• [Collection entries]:

***

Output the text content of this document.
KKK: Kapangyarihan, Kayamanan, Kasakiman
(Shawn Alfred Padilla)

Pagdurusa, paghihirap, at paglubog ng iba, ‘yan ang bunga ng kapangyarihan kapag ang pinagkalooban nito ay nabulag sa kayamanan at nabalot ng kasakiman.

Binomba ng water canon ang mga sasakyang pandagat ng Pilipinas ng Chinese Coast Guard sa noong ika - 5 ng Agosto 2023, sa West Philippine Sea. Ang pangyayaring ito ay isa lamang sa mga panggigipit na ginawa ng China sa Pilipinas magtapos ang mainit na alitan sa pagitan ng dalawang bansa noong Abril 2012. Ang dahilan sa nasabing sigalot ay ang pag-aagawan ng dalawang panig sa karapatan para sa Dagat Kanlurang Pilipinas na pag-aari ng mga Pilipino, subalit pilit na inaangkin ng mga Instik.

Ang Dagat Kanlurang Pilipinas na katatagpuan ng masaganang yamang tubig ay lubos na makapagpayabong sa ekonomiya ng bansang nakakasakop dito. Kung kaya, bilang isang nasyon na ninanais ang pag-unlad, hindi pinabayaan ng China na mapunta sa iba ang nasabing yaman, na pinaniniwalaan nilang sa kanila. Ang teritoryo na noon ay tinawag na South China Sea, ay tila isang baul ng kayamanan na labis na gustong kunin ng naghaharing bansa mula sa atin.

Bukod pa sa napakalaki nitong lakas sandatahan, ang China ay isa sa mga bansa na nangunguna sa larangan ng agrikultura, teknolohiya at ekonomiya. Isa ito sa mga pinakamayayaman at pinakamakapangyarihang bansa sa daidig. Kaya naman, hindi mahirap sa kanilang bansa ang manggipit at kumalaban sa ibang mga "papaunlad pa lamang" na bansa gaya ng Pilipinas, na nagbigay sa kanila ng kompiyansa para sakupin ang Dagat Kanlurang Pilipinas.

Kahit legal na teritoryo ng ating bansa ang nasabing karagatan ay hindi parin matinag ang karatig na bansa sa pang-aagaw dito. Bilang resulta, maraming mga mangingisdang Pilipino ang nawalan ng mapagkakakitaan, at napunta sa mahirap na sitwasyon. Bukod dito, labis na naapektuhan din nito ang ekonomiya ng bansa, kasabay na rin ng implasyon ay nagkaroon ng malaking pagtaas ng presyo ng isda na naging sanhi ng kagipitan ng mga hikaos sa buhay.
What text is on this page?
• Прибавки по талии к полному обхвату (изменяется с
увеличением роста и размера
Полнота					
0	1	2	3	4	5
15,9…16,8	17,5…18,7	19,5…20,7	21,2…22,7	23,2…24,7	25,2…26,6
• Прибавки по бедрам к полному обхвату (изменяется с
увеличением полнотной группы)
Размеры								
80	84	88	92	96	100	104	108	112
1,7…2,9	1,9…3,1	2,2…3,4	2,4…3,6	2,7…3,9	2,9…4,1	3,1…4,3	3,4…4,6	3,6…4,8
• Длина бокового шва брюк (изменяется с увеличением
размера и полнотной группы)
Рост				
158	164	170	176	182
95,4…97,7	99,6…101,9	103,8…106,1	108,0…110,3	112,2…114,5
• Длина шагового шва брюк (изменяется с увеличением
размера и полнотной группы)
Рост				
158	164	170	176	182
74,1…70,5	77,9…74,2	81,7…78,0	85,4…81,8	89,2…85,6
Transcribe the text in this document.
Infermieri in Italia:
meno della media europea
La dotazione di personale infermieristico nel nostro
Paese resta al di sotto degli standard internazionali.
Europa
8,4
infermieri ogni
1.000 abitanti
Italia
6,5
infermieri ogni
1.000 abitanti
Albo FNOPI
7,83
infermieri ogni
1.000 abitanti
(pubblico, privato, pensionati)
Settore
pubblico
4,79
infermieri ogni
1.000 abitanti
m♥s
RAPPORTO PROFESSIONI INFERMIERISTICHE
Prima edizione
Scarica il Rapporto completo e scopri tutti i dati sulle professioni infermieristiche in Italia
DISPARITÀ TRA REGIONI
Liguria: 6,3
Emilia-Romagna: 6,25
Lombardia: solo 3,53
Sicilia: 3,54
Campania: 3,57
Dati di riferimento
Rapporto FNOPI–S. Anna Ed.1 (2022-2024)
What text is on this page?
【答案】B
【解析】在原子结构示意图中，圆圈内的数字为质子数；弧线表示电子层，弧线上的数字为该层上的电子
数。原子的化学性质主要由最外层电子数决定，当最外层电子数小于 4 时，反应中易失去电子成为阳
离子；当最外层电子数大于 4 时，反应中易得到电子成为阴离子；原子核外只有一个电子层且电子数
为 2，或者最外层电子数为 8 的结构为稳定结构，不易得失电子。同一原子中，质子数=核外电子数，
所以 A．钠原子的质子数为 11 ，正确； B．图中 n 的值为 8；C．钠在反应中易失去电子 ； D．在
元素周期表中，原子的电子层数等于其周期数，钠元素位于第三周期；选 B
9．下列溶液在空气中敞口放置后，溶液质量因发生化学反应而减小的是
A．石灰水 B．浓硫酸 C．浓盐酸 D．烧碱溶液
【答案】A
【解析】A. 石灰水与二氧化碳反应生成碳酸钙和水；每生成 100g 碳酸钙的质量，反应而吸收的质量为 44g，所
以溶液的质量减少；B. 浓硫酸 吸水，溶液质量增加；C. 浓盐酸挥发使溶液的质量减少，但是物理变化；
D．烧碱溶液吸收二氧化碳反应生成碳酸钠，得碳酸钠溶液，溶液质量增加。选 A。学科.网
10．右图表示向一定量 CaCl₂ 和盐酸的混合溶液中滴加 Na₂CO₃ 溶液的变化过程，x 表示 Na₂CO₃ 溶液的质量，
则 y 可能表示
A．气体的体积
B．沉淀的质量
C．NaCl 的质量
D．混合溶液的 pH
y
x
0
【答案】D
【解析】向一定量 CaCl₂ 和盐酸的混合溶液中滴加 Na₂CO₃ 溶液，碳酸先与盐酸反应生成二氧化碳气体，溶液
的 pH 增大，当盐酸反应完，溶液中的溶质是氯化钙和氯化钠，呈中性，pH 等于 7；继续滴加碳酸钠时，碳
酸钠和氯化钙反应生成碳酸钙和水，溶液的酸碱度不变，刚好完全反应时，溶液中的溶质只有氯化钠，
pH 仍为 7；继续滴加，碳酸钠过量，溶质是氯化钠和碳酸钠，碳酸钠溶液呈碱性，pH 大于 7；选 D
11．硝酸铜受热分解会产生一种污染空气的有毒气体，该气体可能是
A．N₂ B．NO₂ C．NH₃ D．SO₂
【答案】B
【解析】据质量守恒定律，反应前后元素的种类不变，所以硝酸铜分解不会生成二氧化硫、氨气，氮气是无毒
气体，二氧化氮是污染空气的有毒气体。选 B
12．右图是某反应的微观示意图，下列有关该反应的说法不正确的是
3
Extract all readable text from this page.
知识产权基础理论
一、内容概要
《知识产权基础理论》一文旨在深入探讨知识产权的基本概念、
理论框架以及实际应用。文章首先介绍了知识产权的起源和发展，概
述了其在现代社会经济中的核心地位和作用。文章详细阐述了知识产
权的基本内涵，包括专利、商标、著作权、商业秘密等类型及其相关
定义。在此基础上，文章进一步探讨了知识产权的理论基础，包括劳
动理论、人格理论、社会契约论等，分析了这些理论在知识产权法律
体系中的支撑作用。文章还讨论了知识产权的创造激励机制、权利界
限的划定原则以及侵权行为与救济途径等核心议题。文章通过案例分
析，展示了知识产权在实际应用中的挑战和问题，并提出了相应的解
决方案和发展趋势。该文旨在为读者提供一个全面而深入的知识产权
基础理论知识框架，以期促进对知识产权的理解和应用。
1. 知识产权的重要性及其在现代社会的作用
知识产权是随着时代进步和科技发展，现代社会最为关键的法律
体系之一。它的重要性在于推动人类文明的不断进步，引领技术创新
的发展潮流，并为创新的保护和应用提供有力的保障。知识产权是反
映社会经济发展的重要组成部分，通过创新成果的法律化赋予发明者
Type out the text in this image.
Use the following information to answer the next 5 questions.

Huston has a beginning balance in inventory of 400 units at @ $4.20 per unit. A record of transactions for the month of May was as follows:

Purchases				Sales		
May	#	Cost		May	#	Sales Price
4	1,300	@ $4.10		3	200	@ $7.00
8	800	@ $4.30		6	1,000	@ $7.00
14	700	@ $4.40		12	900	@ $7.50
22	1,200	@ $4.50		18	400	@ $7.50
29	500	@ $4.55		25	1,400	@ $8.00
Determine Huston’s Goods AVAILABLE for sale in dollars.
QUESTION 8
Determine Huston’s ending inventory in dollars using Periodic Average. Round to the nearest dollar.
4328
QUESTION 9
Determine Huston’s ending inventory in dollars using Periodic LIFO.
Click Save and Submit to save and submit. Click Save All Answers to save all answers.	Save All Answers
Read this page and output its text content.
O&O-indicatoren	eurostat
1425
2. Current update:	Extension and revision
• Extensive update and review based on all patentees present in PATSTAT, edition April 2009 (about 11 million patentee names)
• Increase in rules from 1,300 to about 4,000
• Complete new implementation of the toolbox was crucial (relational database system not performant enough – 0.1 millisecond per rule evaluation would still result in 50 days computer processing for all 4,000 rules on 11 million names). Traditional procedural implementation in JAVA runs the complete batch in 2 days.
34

***

• [TASK DESCRIPTION]: In the entries above, identify every line with the word "from". Copy those lines.

• [CORRECT ANSWER]:
Extract all readable text from this page.
• Increase in rules from 1,300 to about 4,000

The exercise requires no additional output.